Source data ▸
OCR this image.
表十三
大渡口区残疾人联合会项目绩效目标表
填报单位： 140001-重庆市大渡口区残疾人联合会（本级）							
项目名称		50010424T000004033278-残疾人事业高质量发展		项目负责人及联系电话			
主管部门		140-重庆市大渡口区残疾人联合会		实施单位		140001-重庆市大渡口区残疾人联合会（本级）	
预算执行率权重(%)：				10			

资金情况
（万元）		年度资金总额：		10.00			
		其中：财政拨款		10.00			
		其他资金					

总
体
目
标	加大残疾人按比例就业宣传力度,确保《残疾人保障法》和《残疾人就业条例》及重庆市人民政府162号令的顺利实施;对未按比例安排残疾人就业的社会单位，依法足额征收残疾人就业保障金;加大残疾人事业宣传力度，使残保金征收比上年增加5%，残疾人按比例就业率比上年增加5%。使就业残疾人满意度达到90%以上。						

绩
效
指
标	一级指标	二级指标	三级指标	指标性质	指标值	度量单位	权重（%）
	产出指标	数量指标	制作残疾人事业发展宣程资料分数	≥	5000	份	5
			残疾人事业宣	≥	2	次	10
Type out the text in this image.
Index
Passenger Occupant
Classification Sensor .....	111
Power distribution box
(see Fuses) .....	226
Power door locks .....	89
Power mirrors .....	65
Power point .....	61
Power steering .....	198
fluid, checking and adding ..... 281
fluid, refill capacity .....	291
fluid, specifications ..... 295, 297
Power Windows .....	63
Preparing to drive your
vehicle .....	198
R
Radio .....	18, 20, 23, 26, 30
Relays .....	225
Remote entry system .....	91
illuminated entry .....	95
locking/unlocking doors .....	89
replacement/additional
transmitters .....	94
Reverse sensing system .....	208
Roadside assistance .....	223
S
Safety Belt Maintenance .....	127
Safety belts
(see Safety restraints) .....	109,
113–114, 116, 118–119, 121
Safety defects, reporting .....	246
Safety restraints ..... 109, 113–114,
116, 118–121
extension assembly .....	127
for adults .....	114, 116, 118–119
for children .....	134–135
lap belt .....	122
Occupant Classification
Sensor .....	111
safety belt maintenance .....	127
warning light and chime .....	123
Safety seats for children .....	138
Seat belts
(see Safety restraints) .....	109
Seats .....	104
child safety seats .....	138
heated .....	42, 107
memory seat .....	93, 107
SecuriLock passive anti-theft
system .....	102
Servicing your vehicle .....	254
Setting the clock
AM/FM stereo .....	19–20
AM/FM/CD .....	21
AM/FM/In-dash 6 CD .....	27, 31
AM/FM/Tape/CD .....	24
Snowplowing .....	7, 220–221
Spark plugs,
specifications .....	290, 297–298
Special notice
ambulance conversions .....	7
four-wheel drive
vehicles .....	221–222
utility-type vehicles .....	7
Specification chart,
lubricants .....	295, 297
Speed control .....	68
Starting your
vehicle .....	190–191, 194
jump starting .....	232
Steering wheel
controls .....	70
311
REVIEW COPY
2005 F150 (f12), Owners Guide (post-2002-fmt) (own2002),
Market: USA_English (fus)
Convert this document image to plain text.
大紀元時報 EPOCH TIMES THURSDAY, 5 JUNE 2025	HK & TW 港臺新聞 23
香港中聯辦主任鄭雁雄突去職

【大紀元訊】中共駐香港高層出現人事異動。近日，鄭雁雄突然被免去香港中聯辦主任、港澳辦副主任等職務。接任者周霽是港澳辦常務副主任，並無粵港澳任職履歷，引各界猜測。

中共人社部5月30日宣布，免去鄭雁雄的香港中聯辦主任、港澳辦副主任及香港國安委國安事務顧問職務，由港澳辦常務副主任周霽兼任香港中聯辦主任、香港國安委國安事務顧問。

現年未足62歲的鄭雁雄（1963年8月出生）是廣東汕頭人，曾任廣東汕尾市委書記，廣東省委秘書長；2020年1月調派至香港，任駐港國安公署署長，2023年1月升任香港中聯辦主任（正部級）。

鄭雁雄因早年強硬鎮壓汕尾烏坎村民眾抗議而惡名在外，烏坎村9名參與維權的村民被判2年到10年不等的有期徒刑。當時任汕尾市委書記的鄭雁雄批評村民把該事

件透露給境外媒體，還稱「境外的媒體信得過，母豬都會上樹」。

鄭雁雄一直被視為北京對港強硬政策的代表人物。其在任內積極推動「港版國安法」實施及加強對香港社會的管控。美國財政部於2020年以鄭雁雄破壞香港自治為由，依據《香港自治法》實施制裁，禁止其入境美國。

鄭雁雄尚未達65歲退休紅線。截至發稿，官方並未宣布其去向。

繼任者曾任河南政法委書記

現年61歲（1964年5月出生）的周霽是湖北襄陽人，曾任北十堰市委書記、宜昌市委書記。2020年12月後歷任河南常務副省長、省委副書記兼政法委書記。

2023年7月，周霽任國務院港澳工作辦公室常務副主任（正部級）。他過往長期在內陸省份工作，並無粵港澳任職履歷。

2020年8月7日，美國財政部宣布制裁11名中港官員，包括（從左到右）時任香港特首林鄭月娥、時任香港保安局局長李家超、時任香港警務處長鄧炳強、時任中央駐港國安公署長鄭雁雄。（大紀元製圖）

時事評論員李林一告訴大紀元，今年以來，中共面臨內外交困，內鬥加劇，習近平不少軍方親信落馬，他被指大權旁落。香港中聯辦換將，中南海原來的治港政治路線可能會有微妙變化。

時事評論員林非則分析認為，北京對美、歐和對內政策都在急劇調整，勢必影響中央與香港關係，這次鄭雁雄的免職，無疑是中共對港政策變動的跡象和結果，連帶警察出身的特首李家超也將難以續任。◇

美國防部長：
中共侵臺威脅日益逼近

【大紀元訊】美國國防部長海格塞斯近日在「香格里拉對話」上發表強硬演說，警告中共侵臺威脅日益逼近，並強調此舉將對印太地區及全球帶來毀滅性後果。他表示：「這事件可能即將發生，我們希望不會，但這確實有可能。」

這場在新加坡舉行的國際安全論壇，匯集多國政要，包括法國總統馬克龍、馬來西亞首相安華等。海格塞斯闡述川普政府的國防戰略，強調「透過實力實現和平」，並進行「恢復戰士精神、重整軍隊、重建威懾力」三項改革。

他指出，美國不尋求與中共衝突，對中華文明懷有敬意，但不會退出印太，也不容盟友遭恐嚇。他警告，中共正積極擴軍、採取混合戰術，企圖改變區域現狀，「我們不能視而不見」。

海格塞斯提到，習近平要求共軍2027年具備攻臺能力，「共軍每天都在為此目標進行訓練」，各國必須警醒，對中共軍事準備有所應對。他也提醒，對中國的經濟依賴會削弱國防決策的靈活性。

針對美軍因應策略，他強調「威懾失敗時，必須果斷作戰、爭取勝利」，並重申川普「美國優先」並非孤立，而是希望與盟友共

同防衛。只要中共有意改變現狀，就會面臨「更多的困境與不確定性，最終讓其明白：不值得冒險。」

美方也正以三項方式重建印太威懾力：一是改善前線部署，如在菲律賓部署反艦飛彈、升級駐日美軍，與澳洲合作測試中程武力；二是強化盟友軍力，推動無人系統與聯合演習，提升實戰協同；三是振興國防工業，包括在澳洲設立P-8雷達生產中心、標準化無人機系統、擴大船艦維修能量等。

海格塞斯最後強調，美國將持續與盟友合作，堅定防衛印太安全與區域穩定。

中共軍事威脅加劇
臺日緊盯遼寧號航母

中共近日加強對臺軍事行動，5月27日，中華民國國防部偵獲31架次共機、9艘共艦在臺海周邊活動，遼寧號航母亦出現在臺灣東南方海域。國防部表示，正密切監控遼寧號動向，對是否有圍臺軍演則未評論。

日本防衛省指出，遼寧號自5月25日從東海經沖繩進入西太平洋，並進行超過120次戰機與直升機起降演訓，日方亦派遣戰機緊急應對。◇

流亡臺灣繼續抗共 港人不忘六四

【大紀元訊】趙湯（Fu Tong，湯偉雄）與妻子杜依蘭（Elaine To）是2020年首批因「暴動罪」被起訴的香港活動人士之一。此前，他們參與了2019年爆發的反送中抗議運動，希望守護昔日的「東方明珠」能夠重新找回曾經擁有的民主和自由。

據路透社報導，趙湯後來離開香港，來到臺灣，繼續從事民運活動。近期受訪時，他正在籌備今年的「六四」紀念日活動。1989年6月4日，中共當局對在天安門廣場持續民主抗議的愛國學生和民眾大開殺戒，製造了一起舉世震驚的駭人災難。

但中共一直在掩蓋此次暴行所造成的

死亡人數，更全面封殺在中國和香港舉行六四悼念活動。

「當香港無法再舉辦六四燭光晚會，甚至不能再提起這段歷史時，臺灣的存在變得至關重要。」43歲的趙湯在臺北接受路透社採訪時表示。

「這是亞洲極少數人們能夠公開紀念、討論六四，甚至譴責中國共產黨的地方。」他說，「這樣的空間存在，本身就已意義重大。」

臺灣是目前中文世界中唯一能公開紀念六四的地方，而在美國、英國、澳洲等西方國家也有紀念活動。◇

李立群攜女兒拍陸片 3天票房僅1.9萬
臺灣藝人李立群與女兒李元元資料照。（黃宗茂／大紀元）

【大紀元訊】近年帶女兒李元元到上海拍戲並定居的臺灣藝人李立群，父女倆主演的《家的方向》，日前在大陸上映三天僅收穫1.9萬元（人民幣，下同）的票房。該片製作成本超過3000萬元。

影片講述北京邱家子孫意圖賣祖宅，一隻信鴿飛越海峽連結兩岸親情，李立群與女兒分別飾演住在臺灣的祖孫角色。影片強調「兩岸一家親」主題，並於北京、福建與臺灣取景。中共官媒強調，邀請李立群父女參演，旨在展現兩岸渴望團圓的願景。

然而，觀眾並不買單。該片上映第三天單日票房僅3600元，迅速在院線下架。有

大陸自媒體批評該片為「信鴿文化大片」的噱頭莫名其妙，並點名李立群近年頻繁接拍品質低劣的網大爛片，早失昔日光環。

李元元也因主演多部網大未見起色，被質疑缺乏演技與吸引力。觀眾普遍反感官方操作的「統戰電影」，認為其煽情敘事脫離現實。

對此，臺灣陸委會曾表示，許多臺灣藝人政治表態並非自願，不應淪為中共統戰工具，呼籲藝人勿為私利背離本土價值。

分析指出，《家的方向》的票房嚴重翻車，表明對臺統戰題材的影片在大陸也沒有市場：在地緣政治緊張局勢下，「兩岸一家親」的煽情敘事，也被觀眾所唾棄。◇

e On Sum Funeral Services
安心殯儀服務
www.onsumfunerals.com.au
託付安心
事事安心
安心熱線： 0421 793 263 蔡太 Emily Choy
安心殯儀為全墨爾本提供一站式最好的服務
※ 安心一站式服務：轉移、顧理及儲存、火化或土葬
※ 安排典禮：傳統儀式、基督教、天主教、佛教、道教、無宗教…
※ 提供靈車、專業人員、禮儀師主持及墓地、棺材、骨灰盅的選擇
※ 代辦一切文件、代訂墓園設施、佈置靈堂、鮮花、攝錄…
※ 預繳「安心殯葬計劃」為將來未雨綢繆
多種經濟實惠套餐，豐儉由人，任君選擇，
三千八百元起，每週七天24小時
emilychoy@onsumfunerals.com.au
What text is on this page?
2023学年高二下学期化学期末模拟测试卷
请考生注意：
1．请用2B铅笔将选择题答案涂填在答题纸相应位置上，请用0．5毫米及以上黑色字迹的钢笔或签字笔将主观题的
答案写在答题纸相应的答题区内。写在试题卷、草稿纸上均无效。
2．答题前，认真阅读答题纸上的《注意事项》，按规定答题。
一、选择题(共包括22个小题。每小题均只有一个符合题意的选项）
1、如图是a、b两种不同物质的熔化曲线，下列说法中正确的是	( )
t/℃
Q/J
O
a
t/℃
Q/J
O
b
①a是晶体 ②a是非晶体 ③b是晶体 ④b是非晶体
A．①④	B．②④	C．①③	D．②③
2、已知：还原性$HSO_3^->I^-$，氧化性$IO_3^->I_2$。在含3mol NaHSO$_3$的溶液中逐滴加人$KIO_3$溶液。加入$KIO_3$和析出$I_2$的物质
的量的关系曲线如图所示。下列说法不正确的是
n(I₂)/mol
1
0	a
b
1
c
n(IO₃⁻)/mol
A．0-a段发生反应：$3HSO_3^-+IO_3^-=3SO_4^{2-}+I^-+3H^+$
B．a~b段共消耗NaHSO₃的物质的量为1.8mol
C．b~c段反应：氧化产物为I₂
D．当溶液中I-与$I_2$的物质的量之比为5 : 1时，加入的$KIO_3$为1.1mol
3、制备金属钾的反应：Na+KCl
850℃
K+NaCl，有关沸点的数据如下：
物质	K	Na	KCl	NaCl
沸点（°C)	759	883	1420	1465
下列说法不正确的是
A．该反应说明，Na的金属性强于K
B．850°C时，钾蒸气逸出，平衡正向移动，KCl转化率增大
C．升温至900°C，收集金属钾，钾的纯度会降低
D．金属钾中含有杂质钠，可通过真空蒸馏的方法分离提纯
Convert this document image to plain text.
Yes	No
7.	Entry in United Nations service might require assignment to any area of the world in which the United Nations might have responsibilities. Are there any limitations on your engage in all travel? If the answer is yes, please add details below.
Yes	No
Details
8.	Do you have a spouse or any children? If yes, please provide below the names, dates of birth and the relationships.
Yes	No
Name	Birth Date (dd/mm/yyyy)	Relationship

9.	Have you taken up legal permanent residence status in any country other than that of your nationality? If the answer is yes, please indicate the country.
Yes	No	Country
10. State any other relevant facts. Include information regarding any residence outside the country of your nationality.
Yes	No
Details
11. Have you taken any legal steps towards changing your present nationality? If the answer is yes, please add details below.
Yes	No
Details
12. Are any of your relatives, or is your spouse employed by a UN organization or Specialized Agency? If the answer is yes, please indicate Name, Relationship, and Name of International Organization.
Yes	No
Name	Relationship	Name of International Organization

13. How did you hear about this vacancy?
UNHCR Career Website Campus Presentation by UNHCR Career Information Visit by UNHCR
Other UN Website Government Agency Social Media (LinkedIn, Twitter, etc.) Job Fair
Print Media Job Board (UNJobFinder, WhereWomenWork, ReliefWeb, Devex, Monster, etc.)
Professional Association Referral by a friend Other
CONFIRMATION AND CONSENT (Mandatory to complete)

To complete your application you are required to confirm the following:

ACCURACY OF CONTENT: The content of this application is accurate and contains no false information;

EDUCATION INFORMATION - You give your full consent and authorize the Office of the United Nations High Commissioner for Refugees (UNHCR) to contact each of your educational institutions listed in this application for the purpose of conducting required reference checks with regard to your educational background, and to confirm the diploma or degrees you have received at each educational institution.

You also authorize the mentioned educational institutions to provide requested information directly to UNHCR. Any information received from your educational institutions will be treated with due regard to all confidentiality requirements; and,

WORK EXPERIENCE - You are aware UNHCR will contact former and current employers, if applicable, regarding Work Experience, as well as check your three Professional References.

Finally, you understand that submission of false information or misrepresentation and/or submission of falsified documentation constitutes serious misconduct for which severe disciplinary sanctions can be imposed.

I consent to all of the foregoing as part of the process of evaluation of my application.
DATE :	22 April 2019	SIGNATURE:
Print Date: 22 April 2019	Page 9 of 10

Required task ▸
Gather every line containing the word "children" and copy it.

Response to this task ▸
for children .....	134–135
Safety seats for children .....	138
8.	Do you have a spouse or any children? If yes, please provide below the names, dates of birth and the relationships.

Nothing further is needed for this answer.